**Figure collection entries:**
....

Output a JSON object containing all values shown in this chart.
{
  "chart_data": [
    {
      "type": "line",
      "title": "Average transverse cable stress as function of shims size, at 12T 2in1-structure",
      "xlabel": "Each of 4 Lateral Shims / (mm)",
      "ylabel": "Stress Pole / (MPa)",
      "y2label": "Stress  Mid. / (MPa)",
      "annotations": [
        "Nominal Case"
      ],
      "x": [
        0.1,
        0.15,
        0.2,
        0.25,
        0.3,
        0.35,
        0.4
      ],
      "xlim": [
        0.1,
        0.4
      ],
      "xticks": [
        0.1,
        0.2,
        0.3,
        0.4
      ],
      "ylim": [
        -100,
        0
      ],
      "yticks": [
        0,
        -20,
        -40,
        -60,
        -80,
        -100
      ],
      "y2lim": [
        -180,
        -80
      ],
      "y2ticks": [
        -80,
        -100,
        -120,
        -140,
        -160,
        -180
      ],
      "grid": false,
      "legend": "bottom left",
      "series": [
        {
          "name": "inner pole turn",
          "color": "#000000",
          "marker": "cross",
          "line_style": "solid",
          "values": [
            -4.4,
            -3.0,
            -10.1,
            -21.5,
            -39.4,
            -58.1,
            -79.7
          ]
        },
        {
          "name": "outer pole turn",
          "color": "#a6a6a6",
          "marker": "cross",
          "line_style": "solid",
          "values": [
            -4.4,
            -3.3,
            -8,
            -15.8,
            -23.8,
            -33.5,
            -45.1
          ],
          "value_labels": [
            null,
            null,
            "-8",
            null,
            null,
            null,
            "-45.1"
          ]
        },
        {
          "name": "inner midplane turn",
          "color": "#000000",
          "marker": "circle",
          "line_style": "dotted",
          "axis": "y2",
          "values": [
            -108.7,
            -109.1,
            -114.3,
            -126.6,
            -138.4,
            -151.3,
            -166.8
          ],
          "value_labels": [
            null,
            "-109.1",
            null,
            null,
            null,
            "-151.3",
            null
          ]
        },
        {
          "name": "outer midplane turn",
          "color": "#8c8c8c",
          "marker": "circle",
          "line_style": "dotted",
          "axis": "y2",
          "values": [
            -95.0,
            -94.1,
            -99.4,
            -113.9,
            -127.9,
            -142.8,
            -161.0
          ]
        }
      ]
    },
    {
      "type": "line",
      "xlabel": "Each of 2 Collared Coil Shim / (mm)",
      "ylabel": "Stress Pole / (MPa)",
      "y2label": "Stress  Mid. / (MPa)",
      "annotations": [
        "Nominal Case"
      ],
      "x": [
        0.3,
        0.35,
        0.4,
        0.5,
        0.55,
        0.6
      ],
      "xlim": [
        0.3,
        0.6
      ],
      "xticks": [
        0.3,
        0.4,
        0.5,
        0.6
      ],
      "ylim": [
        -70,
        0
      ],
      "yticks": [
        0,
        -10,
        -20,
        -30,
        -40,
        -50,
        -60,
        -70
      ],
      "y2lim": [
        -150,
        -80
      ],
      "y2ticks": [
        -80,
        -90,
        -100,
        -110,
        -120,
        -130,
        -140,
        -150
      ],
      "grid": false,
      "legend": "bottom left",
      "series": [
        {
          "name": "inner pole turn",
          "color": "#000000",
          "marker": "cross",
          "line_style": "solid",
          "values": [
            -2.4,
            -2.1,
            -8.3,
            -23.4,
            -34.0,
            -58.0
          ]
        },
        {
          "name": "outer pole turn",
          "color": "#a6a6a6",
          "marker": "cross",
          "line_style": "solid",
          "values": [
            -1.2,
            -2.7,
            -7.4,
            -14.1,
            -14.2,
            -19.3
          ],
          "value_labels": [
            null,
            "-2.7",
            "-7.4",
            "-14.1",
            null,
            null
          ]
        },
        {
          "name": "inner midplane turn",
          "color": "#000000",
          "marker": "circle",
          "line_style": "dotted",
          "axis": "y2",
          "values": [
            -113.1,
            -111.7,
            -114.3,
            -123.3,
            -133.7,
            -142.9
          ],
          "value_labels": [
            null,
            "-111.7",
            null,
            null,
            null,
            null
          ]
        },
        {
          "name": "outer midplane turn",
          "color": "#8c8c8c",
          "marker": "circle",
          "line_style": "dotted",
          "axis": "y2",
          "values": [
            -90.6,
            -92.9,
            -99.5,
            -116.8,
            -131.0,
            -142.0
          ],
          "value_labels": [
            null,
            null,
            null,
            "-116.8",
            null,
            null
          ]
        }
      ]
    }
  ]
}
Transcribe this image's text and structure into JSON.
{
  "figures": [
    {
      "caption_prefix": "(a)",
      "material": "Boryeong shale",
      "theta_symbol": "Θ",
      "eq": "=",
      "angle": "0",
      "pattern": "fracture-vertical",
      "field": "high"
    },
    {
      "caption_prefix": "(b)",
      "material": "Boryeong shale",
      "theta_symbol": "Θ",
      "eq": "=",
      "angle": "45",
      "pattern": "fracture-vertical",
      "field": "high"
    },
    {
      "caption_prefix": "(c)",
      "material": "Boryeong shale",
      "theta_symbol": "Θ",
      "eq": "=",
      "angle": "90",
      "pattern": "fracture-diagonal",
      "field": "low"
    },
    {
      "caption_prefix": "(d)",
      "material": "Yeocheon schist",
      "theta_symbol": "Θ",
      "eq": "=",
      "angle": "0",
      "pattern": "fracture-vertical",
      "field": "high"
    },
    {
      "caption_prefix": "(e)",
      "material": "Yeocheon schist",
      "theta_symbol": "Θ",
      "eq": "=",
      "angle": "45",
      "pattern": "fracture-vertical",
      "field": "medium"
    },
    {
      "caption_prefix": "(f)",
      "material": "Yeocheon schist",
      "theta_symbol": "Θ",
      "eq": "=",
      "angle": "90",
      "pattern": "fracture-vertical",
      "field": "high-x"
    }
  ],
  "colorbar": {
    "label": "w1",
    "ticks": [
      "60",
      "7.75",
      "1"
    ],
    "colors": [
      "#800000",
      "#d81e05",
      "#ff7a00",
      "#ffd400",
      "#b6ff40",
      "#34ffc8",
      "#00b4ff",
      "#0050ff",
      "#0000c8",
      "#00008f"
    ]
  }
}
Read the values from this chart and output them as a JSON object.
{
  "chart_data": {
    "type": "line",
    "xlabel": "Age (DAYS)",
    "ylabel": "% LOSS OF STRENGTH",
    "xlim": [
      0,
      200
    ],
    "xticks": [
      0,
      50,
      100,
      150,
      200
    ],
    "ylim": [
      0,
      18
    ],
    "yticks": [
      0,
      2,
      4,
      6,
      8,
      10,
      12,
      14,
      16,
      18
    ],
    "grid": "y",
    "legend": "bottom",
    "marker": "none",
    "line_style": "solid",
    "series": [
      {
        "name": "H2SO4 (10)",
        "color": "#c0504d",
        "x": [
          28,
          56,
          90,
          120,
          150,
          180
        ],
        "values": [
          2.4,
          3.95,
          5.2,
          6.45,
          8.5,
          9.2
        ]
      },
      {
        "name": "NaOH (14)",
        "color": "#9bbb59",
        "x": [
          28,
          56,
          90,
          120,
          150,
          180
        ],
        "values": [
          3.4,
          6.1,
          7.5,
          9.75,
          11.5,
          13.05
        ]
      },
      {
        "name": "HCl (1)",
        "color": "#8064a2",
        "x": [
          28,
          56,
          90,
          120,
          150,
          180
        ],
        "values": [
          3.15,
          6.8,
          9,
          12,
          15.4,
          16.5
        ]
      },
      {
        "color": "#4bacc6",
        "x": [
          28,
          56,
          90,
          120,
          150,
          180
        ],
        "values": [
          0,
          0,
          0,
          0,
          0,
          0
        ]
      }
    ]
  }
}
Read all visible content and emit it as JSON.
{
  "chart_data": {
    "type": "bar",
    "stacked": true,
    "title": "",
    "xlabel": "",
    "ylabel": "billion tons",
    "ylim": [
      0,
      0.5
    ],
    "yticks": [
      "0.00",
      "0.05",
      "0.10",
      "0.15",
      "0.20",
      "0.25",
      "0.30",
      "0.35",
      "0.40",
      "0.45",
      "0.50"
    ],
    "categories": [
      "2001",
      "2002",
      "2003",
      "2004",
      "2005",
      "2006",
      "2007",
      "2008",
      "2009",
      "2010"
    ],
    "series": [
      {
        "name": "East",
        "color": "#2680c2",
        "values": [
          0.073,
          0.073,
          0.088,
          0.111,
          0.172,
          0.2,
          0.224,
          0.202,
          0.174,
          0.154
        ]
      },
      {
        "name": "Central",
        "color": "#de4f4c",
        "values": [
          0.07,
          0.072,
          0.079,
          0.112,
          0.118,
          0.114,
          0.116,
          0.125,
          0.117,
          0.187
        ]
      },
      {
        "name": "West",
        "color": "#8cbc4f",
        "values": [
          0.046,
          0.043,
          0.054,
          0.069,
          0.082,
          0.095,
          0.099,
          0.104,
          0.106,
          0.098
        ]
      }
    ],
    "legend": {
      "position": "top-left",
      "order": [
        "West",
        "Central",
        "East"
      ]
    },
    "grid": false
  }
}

....

**Exercise:**
Make a tally of the lines in this data that include the string "grid", and answer with that tally alone.

**Output of the exercise:**
4